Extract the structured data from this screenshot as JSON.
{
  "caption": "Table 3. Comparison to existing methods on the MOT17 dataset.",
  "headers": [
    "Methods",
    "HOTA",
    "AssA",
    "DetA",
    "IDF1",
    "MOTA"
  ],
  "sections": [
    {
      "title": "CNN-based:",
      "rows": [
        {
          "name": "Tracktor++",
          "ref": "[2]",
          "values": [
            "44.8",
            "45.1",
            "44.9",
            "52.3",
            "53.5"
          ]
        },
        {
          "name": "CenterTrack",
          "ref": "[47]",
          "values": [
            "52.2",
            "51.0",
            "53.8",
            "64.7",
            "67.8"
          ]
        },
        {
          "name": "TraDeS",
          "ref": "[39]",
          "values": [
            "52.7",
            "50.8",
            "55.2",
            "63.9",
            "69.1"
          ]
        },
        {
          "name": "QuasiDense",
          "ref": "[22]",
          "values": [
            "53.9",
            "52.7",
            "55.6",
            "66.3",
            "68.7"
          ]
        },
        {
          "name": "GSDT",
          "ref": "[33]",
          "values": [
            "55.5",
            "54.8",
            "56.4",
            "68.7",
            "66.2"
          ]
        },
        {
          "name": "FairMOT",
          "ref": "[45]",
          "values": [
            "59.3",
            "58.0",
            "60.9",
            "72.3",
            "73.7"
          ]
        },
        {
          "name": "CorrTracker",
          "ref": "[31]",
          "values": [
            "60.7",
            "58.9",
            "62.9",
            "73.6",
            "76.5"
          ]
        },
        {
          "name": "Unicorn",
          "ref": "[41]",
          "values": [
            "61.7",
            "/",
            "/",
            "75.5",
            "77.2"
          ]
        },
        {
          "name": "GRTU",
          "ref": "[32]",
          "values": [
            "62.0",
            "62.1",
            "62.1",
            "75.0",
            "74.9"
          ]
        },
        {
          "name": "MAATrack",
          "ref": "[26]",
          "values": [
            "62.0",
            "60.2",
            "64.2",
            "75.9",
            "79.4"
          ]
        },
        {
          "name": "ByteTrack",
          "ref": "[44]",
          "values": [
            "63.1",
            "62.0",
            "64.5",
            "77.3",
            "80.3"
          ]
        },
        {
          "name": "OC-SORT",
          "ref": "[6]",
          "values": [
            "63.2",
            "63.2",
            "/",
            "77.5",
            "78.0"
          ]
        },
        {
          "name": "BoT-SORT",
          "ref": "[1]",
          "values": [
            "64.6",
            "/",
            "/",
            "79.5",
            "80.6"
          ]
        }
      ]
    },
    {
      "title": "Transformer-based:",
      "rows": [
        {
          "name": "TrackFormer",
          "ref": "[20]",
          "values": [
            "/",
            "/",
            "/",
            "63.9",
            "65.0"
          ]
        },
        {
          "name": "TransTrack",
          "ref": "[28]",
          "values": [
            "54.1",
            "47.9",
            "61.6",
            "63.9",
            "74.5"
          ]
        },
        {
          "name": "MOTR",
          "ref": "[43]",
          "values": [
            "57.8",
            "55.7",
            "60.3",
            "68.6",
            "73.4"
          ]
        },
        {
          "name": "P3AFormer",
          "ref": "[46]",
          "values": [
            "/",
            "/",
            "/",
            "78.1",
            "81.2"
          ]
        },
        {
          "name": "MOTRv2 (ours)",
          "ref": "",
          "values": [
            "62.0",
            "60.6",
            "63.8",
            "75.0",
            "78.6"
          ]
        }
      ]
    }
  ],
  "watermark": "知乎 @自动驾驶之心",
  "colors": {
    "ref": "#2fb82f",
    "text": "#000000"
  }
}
* * *
Please list every line of the records that contains "title".

      "title": "CNN-based:",
      "title": "Transformer-based:",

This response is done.